(Stored data entries)
★ ★ ★ ★ ★

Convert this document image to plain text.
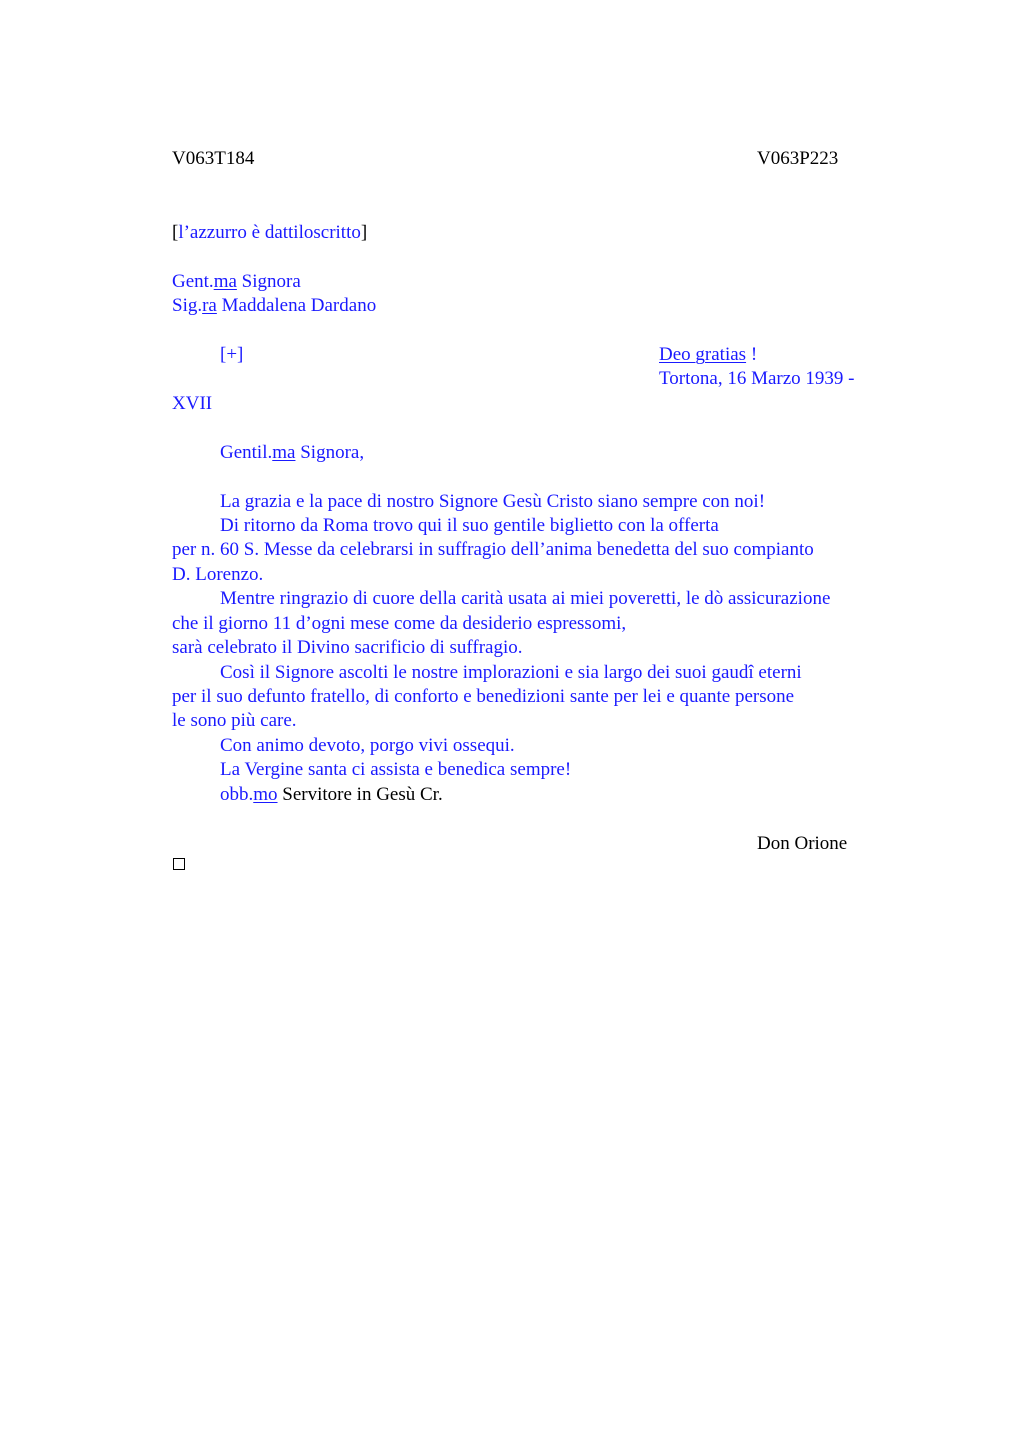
V063T184	V063P223
[l’azzurro è dattiloscritto]
Gent.ma Signora
Sig.ra Maddalena Dardano
[+]	Deo gratias !
Tortona, 16 Marzo 1939 -
XVII
Gentil.ma Signora,
La grazia e la pace di nostro Signore Gesù Cristo siano sempre con noi!
Di ritorno da Roma trovo qui il suo gentile biglietto con la offerta
per n. 60 S. Messe da celebrarsi in suffragio dell’anima benedetta del suo compianto
D. Lorenzo.
Mentre ringrazio di cuore della carità usata ai miei poveretti, le dò assicurazione
che il giorno 11 d’ogni mese come da desiderio espressomi,
sarà celebrato il Divino sacrificio di suffragio.
Così il Signore ascolti le nostre implorazioni e sia largo dei suoi gaudî eterni
per il suo defunto fratello, di conforto e benedizioni sante per lei e quante persone
le sono più care.
Con animo devoto, porgo vivi ossequi.
La Vergine santa ci assista e benedica sempre!
obb.mo Servitore in Gesù Cr.
Don Orione
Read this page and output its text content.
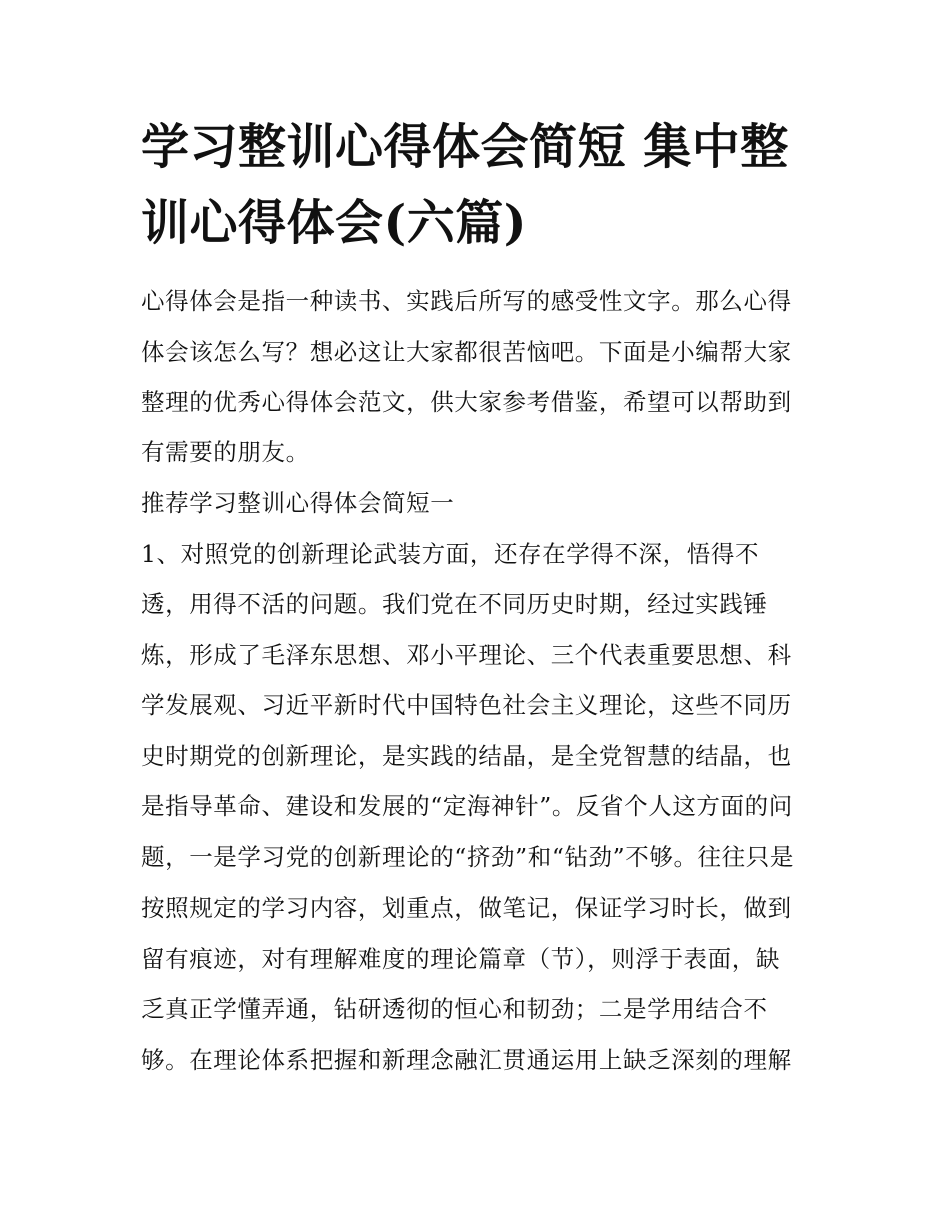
学习整训心得体会简短 集中整
训心得体会(六篇)

心得体会是指一种读书、实践后所写的感受性文字。那么心得

体会该怎么写？想必这让大家都很苦恼吧。下面是小编帮大家

整理的优秀心得体会范文，供大家参考借鉴，希望可以帮助到

有需要的朋友。

推荐学习整训心得体会简短一

1、对照党的创新理论武装方面，还存在学得不深，悟得不

透，用得不活的问题。我们党在不同历史时期，经过实践锤

炼，形成了毛泽东思想、邓小平理论、三个代表重要思想、科

学发展观、习近平新时代中国特色社会主义理论，这些不同历

史时期党的创新理论，是实践的结晶，是全党智慧的结晶，也

是指导革命、建设和发展的“定海神针”。反省个人这方面的问

题，一是学习党的创新理论的“挤劲”和“钻劲”不够。往往只是

按照规定的学习内容，划重点，做笔记，保证学习时长，做到

留有痕迹，对有理解难度的理论篇章（节），则浮于表面，缺

乏真正学懂弄通，钻研透彻的恒心和韧劲；二是学用结合不

够。在理论体系把握和新理念融汇贯通运用上缺乏深刻的理解
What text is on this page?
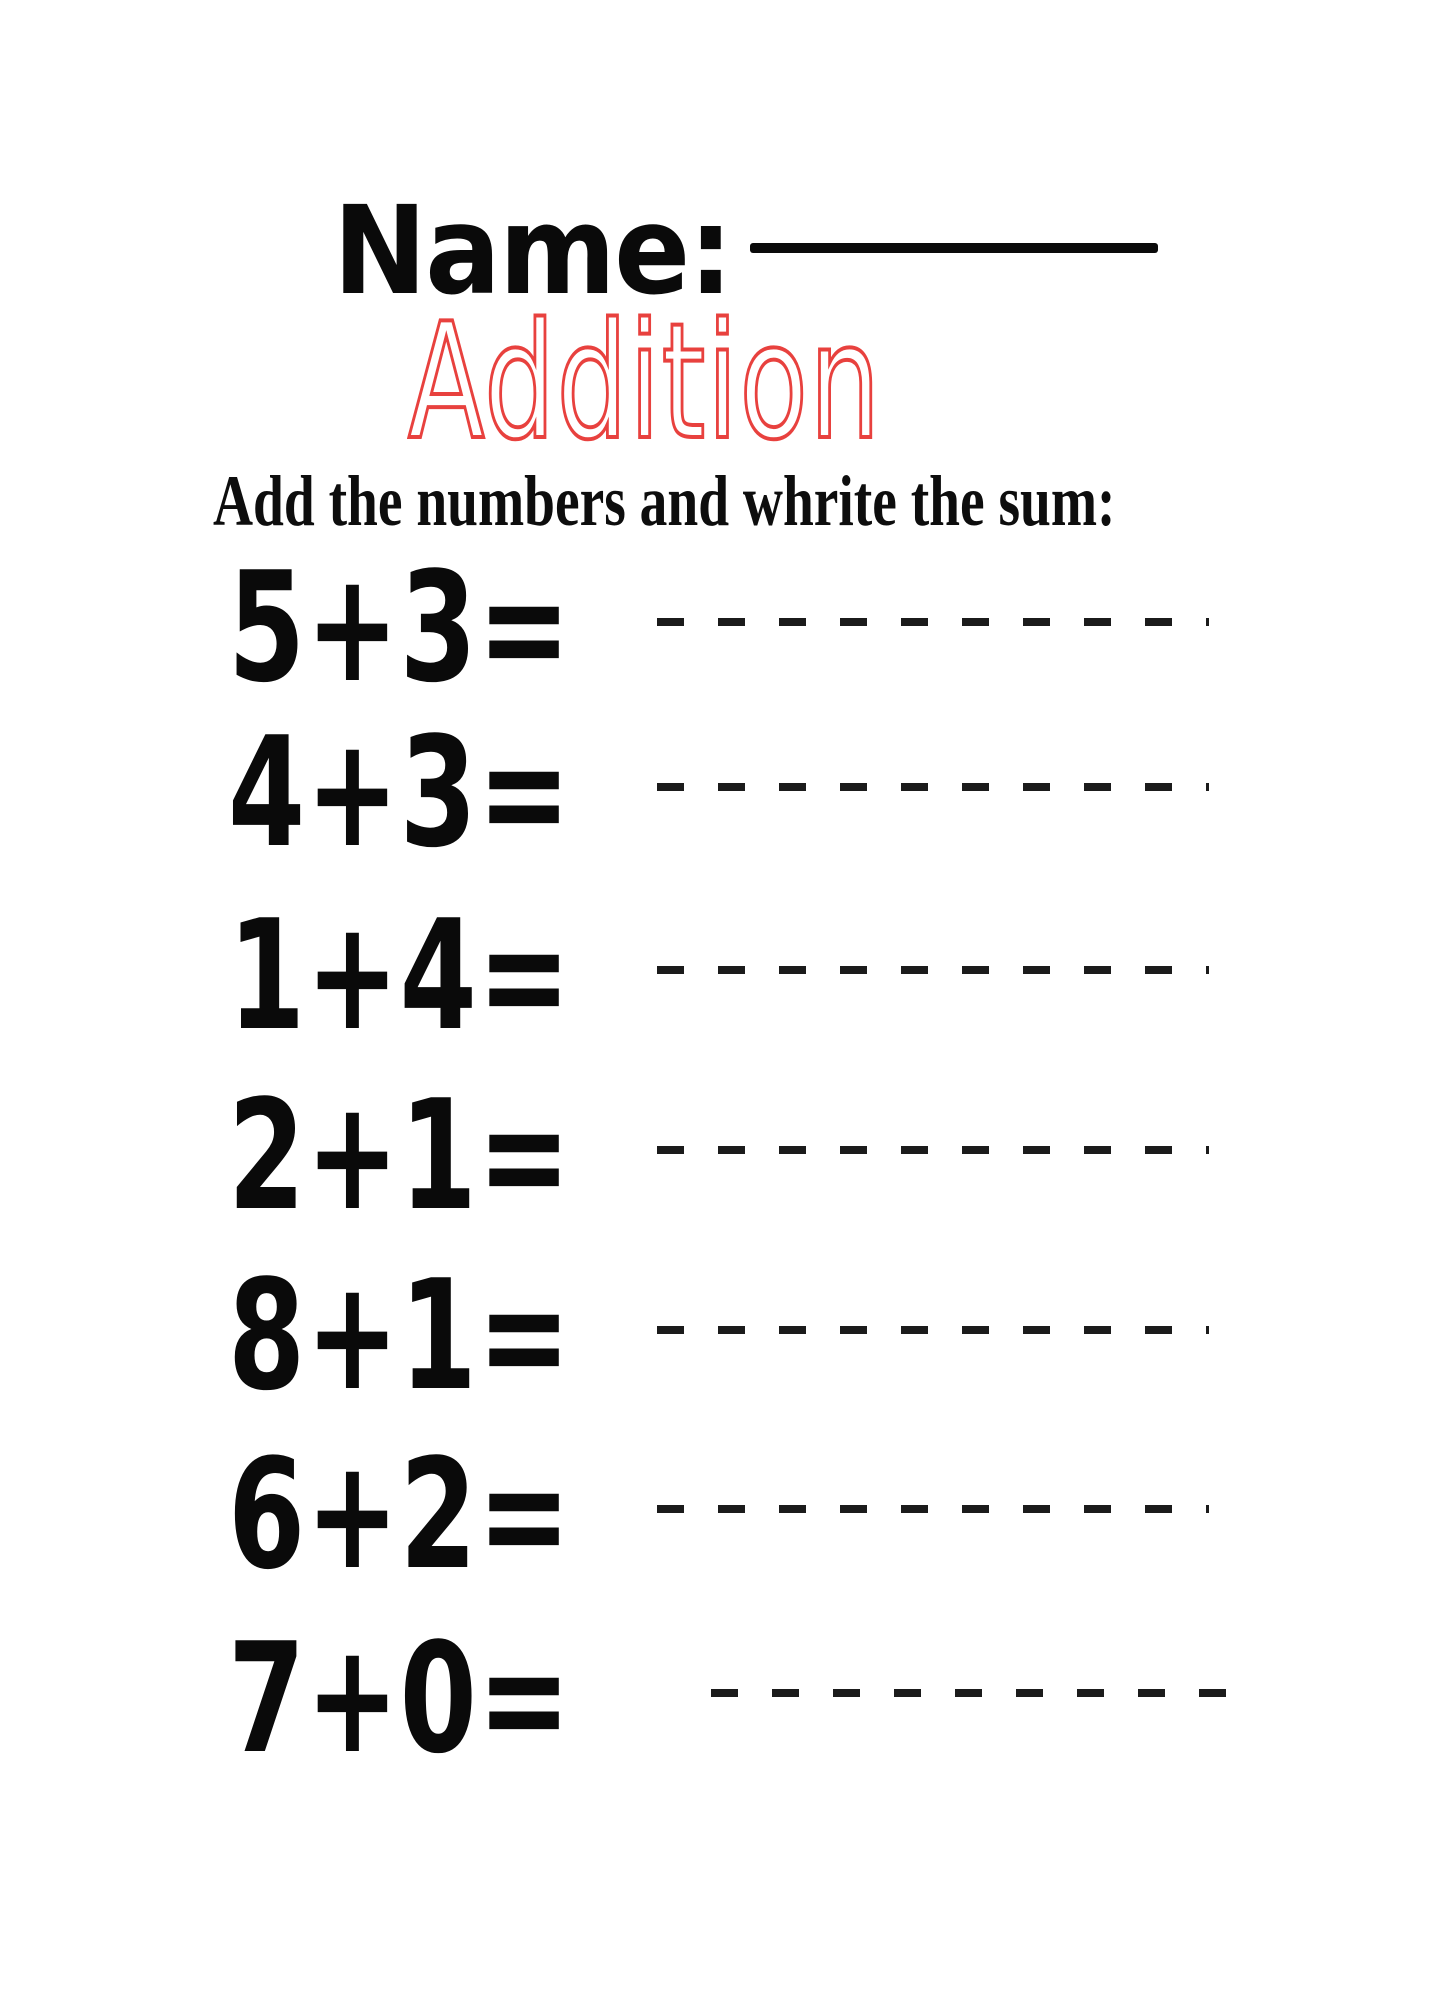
Name:
Addition
Add the numbers and whrite the sum:
5+3=
4+3=
1+4=
2+1=
8+1=
6+2=
7+0=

★ ★ ★ ★ ★

**WRITTEN REQUEST:**
Your task is to return the entries above exactly, with no pictures.

**COMPLETED TASK:**
Convert this document image to plain text.
V063T184	V063P223
[l’azzurro è dattiloscritto]
Gent.ma Signora
Sig.ra Maddalena Dardano
[+]	Deo gratias !
Tortona, 16 Marzo 1939 -
XVII
Gentil.ma Signora,
La grazia e la pace di nostro Signore Gesù Cristo siano sempre con noi!
Di ritorno da Roma trovo qui il suo gentile biglietto con la offerta
per n. 60 S. Messe da celebrarsi in suffragio dell’anima benedetta del suo compianto
D. Lorenzo.
Mentre ringrazio di cuore della carità usata ai miei poveretti, le dò assicurazione
che il giorno 11 d’ogni mese come da desiderio espressomi,
sarà celebrato il Divino sacrificio di suffragio.
Così il Signore ascolti le nostre implorazioni e sia largo dei suoi gaudî eterni
per il suo defunto fratello, di conforto e benedizioni sante per lei e quante persone
le sono più care.
Con animo devoto, porgo vivi ossequi.
La Vergine santa ci assista e benedica sempre!
obb.mo Servitore in Gesù Cr.
Don Orione
Read this page and output its text content.
学习整训心得体会简短 集中整
训心得体会(六篇)

心得体会是指一种读书、实践后所写的感受性文字。那么心得

体会该怎么写？想必这让大家都很苦恼吧。下面是小编帮大家

整理的优秀心得体会范文，供大家参考借鉴，希望可以帮助到

有需要的朋友。

推荐学习整训心得体会简短一

1、对照党的创新理论武装方面，还存在学得不深，悟得不

透，用得不活的问题。我们党在不同历史时期，经过实践锤

炼，形成了毛泽东思想、邓小平理论、三个代表重要思想、科

学发展观、习近平新时代中国特色社会主义理论，这些不同历

史时期党的创新理论，是实践的结晶，是全党智慧的结晶，也

是指导革命、建设和发展的“定海神针”。反省个人这方面的问

题，一是学习党的创新理论的“挤劲”和“钻劲”不够。往往只是

按照规定的学习内容，划重点，做笔记，保证学习时长，做到

留有痕迹，对有理解难度的理论篇章（节），则浮于表面，缺

乏真正学懂弄通，钻研透彻的恒心和韧劲；二是学用结合不

够。在理论体系把握和新理念融汇贯通运用上缺乏深刻的理解
What text is on this page?
Name:
Addition
Add the numbers and whrite the sum:
5+3=
4+3=
1+4=
2+1=
8+1=
6+2=
7+0=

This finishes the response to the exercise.